### Available data

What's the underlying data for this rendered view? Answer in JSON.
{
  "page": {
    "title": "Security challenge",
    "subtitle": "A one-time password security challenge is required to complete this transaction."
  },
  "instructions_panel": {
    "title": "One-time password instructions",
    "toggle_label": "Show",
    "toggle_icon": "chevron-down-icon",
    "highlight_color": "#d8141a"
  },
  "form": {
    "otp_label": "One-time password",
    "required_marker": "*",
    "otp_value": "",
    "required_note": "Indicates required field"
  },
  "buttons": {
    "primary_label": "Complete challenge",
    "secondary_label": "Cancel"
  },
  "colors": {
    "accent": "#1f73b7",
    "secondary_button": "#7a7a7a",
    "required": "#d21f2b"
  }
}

######

The entries above should be repeated exactly, every one of them.

What's the underlying data for this rendered view? Answer in JSON.
{
  "page": {
    "title": "Security challenge",
    "subtitle": "A one-time password security challenge is required to complete this transaction."
  },
  "instructions_panel": {
    "title": "One-time password instructions",
    "toggle_label": "Show",
    "toggle_icon": "chevron-down-icon",
    "highlight_color": "#d8141a"
  },
  "form": {
    "otp_label": "One-time password",
    "required_marker": "*",
    "otp_value": "",
    "required_note": "Indicates required field"
  },
  "buttons": {
    "primary_label": "Complete challenge",
    "secondary_label": "Cancel"
  },
  "colors": {
    "accent": "#1f73b7",
    "secondary_button": "#7a7a7a",
    "required": "#d21f2b"
  }
}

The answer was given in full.